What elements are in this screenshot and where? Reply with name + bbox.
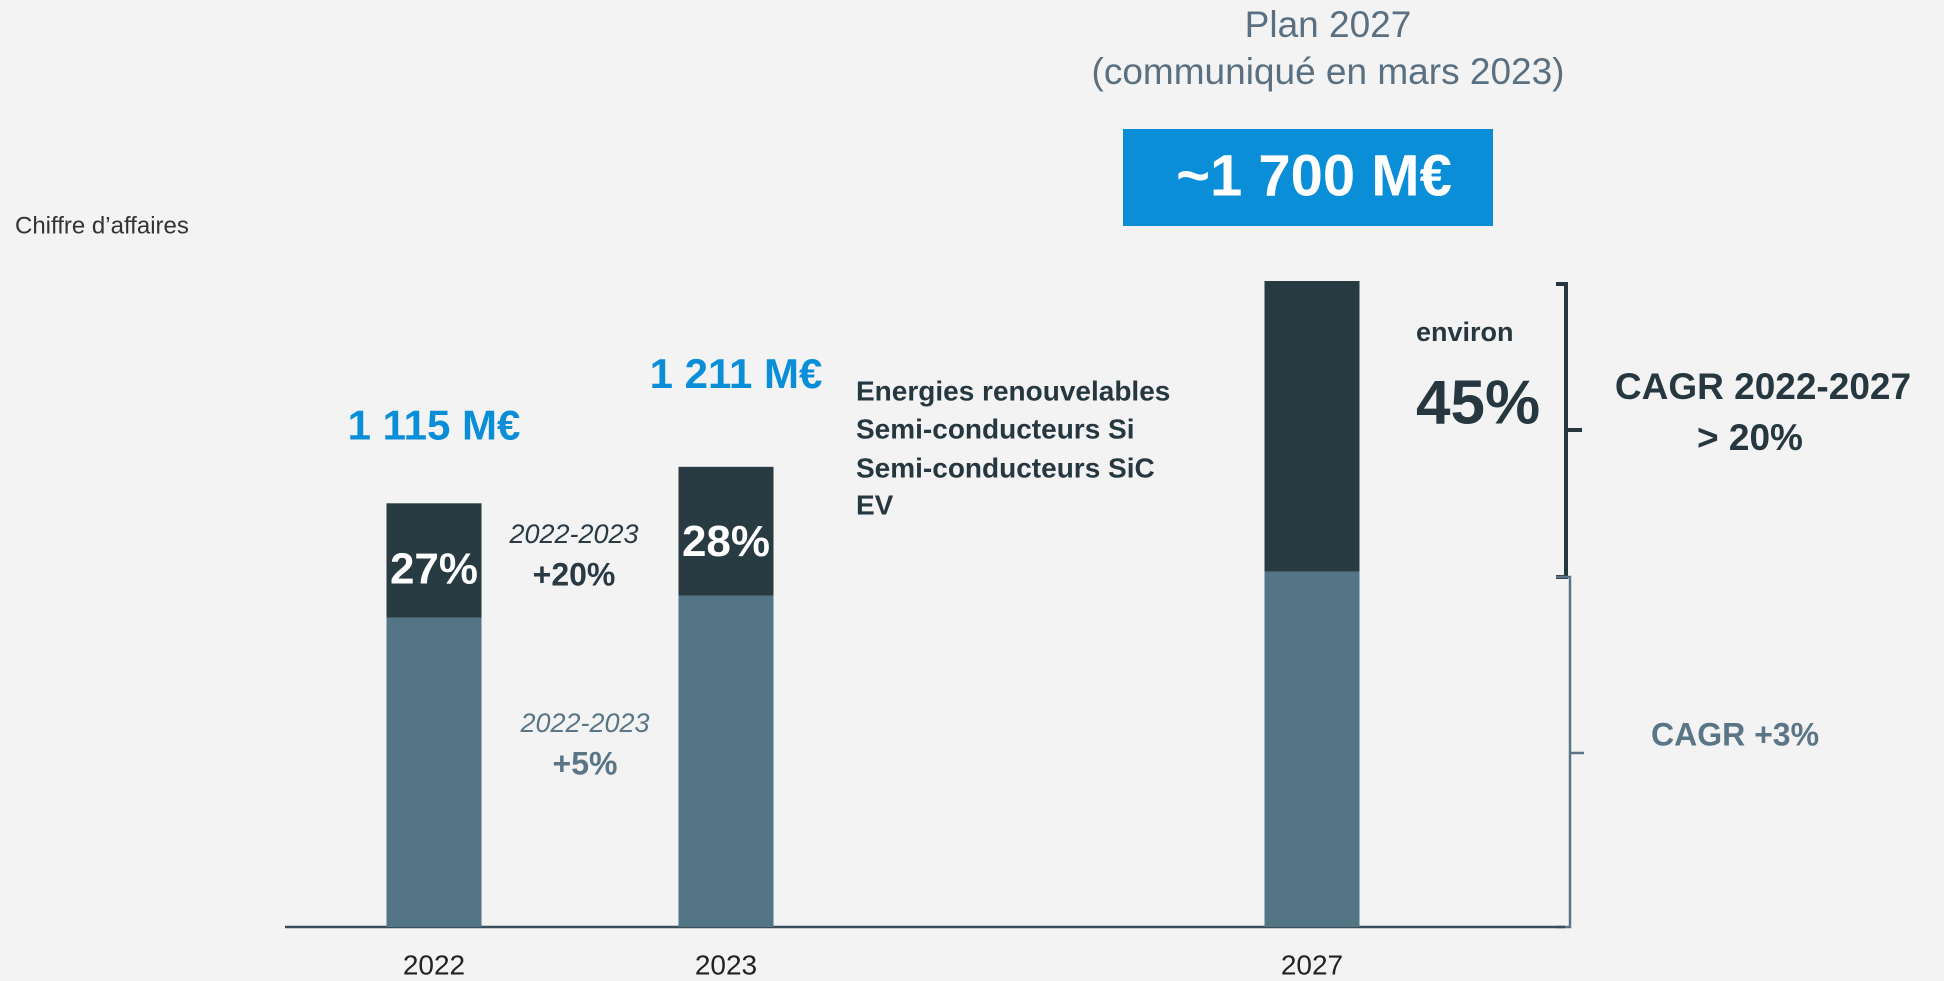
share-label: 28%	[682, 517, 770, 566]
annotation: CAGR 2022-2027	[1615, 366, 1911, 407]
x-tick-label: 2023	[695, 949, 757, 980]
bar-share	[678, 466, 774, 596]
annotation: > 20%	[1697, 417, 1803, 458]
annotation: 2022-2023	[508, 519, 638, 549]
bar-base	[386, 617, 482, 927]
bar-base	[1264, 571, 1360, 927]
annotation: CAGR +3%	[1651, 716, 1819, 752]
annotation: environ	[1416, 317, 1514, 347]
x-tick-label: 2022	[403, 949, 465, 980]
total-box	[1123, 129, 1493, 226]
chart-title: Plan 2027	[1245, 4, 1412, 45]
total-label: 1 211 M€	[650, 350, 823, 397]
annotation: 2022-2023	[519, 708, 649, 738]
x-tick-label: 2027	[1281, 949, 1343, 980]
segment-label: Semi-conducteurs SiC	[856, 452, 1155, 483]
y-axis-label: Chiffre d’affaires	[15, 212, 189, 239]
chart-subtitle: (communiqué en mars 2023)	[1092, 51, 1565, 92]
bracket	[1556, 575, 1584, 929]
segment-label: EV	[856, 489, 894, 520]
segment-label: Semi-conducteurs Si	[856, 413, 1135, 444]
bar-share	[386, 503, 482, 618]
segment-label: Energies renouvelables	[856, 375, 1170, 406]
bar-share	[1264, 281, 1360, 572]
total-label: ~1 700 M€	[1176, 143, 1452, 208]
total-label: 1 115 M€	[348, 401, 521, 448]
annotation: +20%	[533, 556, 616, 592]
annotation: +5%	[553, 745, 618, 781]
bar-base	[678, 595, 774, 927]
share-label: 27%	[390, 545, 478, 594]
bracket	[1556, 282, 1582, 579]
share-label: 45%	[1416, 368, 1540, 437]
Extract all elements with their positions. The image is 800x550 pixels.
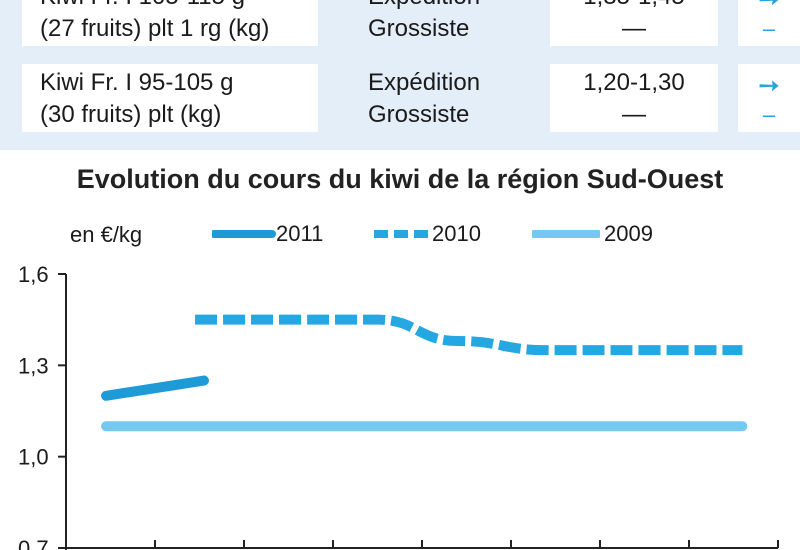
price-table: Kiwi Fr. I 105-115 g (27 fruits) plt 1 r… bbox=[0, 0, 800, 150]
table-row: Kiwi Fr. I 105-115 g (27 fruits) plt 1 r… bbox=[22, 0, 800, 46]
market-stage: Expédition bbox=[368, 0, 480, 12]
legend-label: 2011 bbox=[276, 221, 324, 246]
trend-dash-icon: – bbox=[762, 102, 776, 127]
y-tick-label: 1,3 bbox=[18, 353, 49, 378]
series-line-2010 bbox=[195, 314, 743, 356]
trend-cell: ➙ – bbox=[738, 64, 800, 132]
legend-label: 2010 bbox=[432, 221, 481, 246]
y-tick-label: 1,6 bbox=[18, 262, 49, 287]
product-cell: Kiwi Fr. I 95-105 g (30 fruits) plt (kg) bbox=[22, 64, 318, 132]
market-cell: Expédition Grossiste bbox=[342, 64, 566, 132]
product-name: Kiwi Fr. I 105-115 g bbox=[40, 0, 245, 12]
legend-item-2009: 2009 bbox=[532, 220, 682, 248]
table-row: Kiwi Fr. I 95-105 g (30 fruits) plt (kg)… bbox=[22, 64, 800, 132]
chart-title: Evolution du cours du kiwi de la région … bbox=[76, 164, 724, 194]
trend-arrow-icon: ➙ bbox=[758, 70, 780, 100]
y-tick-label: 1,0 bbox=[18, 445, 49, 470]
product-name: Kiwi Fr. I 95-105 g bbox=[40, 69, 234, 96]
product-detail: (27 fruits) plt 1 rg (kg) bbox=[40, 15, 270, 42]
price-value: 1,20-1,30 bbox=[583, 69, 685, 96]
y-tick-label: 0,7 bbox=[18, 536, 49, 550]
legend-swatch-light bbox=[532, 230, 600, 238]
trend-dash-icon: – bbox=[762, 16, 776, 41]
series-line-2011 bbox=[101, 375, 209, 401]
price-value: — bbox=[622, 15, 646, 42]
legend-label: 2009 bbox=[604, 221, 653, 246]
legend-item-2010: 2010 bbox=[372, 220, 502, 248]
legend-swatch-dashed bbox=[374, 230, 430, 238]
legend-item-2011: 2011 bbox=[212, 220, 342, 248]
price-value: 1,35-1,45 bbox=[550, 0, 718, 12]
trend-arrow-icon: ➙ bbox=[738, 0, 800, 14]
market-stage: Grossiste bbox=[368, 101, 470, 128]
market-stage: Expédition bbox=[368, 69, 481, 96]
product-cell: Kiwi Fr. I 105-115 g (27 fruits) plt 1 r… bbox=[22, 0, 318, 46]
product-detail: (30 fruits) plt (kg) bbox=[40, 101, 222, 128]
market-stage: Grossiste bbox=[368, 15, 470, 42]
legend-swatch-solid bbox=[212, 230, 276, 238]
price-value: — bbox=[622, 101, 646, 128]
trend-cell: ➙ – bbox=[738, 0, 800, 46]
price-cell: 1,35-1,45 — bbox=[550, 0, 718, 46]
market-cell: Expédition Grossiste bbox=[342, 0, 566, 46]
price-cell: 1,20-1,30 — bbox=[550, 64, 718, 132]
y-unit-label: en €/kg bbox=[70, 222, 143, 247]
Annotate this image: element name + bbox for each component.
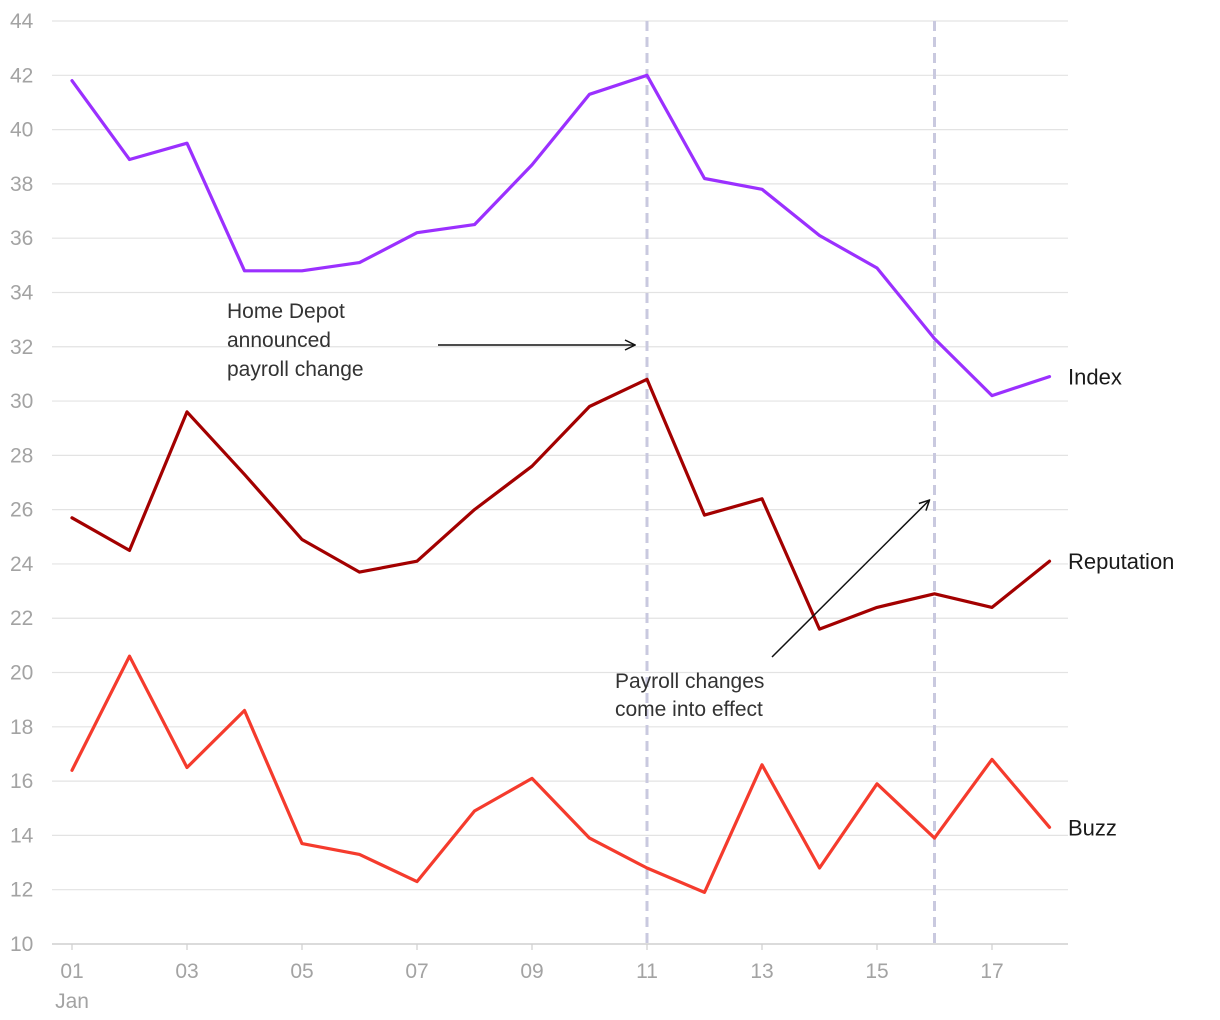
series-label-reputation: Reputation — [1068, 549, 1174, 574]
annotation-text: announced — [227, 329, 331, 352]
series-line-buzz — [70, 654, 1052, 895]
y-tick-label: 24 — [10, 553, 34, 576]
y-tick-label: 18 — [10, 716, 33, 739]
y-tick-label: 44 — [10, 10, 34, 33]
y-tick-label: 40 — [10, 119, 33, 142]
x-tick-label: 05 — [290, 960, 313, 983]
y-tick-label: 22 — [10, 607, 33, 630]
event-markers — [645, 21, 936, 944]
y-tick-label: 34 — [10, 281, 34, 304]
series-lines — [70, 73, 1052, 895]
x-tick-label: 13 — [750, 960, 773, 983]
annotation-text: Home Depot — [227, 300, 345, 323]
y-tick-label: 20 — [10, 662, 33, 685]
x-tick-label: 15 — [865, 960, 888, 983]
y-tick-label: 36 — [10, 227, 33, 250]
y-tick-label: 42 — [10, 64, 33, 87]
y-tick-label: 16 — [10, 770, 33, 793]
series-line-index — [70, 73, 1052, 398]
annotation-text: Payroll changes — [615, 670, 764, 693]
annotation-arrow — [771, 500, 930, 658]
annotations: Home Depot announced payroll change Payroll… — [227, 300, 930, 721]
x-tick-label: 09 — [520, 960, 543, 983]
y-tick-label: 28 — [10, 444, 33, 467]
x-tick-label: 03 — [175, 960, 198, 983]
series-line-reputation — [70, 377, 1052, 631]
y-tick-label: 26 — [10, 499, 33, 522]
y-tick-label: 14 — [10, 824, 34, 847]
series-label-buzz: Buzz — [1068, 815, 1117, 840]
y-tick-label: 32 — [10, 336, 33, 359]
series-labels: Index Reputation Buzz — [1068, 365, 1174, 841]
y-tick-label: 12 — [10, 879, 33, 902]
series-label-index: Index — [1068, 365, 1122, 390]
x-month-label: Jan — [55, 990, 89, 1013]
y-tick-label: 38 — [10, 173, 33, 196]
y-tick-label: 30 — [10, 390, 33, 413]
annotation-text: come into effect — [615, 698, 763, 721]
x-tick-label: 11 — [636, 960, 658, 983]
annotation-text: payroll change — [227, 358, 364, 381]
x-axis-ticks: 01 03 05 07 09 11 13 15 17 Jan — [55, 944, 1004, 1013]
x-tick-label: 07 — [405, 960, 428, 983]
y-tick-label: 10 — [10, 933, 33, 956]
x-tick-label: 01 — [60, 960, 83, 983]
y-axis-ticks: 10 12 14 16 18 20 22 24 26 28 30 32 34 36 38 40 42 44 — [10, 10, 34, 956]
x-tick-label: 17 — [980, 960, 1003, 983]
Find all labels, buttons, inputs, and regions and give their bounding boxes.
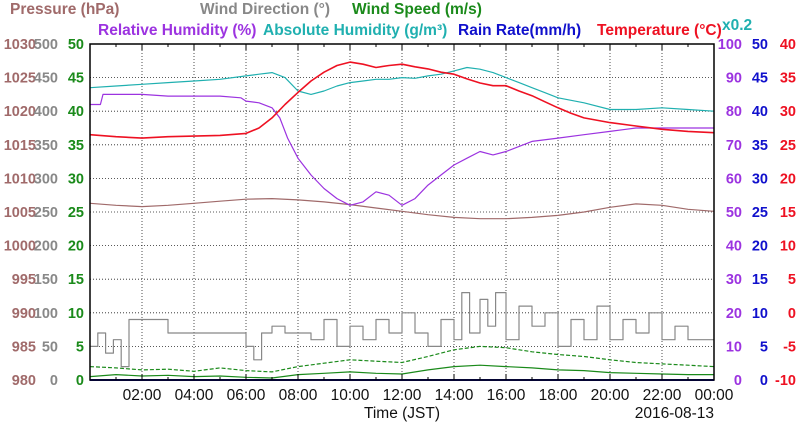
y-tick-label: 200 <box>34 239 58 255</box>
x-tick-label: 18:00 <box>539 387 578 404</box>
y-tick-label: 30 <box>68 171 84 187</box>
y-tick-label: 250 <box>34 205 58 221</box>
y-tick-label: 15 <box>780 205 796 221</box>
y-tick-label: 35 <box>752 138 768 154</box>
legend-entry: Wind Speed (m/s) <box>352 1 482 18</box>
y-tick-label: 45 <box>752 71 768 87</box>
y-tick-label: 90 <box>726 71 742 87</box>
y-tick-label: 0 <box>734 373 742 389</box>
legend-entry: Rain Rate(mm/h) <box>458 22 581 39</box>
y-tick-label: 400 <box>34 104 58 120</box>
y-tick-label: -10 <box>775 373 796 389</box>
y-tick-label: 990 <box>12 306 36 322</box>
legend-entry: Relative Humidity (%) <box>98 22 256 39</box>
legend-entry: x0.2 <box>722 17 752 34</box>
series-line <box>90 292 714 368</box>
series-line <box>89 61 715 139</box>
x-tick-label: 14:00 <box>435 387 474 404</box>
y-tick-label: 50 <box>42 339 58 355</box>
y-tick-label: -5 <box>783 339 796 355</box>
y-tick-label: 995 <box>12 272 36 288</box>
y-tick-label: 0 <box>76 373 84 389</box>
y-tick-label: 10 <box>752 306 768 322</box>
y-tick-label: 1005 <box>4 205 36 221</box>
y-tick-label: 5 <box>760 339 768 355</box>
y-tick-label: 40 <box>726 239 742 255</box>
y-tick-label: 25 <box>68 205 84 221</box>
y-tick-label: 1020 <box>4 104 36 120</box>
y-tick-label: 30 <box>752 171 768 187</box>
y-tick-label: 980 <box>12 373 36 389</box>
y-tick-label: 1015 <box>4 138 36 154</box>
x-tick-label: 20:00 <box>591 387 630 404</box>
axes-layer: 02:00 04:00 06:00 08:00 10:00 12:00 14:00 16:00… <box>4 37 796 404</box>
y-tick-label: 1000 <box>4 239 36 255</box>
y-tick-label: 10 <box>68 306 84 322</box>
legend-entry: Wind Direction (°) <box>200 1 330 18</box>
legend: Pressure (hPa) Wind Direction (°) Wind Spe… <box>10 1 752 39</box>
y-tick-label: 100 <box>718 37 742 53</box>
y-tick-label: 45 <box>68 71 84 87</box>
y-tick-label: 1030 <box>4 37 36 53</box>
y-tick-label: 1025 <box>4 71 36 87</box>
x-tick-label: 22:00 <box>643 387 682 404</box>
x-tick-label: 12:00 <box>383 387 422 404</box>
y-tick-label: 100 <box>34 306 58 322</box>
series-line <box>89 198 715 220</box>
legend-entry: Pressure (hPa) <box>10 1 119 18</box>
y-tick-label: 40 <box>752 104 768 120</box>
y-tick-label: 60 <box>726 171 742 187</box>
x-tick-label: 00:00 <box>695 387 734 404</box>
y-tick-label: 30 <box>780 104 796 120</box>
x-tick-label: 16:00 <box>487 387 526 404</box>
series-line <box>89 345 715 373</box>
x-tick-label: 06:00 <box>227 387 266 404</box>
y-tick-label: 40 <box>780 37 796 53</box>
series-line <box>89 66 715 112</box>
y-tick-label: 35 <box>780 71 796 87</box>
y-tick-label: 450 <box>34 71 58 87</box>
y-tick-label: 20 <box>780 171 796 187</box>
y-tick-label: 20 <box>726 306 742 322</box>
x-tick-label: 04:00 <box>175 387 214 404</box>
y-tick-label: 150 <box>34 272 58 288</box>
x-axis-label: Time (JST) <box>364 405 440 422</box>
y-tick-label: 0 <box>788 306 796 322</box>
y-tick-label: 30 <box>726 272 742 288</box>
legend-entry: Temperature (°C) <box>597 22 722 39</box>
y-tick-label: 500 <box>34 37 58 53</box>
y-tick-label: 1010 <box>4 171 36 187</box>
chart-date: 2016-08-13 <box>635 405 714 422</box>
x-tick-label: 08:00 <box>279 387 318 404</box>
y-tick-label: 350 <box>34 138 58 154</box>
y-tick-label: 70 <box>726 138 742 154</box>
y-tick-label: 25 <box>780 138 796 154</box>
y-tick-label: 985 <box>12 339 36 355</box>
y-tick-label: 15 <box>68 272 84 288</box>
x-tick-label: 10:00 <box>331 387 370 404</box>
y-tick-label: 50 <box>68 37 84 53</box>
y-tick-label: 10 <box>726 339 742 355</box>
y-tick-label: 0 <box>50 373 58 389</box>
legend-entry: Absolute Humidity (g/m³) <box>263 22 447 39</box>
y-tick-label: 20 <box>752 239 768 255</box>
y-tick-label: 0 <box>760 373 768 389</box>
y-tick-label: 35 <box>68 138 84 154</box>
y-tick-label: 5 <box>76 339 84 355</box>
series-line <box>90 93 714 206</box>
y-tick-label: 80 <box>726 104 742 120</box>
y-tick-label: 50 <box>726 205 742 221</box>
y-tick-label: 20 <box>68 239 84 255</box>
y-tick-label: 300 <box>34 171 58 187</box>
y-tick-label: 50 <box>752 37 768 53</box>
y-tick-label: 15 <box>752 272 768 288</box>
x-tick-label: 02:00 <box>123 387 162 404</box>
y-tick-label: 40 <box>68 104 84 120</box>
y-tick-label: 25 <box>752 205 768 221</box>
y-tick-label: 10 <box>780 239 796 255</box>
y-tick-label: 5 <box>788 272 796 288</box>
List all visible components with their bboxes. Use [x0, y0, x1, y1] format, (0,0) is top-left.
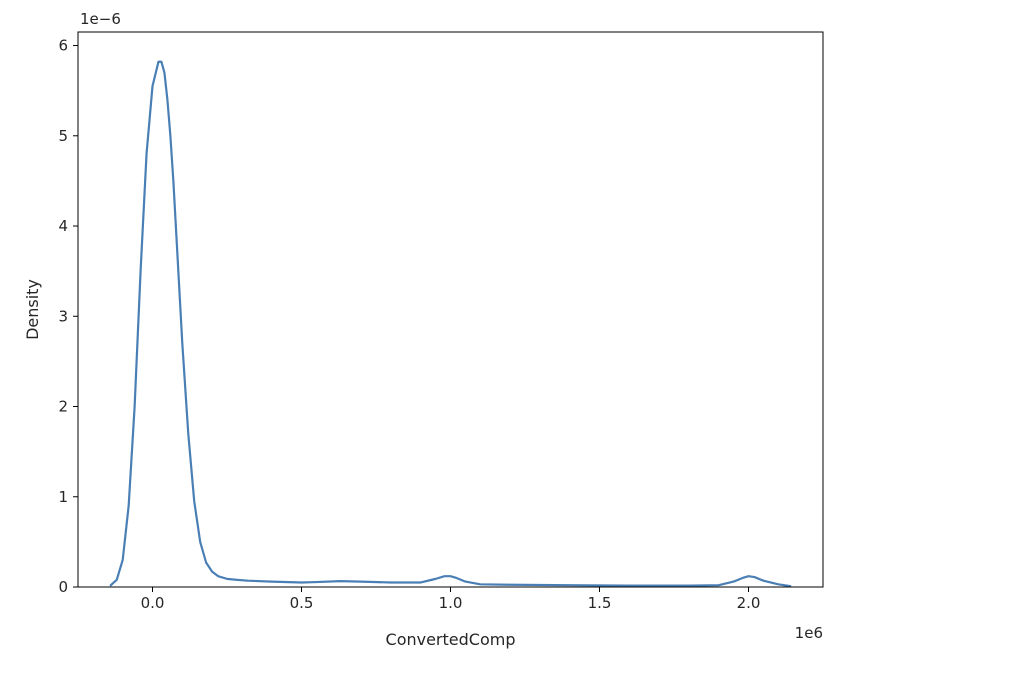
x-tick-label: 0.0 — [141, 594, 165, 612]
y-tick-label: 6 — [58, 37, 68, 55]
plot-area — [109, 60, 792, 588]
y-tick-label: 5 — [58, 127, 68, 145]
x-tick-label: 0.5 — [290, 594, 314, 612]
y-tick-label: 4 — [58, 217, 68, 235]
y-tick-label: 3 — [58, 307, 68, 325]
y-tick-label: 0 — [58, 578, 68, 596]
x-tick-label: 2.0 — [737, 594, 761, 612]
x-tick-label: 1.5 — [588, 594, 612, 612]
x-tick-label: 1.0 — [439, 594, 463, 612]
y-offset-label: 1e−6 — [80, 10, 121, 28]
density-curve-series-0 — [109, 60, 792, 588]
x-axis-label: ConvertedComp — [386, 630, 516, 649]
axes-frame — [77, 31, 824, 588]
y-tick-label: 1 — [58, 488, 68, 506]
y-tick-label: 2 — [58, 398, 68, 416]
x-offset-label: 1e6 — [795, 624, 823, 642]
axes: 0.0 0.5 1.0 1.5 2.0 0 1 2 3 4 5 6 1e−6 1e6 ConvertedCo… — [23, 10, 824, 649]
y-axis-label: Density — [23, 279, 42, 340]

WHAT IS BEING ASKED:
Update the part of the listing that opens with the line containing "price-table: Kiwi Fr." and closes with the line containing "table-row: Kiwi Fr. I 95-105" by swapping "Expédition" for "Détail" wherever it occurs. Give only those lines again, with everything else left unchanged.

FINISHED TASK:
price-table: Kiwi Fr. I 105-115 g (27 fruits) plt 1 r… bbox=[0, 0, 800, 150]
table-row: Kiwi Fr. I 105-115 g (27 fruits) plt 1 r… bbox=[22, 0, 800, 46]
market-stage: Détail bbox=[368, 0, 480, 12]
legend-label: 2011 bbox=[276, 221, 324, 246]
trend-dash-icon: – bbox=[762, 102, 776, 127]
y-tick-label: 1,3 bbox=[18, 353, 49, 378]
series-line-2010 bbox=[195, 314, 743, 356]
trend-cell: ➙ – bbox=[738, 64, 800, 132]
legend-label: 2010 bbox=[432, 221, 481, 246]
y-tick-label: 1,6 bbox=[18, 262, 49, 287]
product-cell: Kiwi Fr. I 95-105 g (30 fruits) plt (kg) bbox=[22, 64, 318, 132]
market-cell: Détail Grossiste bbox=[342, 64, 566, 132]
product-name: Kiwi Fr. I 105-115 g bbox=[40, 0, 245, 12]
legend-item-2009: 2009 bbox=[532, 220, 682, 248]
table-row: Kiwi Fr. I 95-105 g (30 fruits) plt (kg)… bbox=[22, 64, 800, 132]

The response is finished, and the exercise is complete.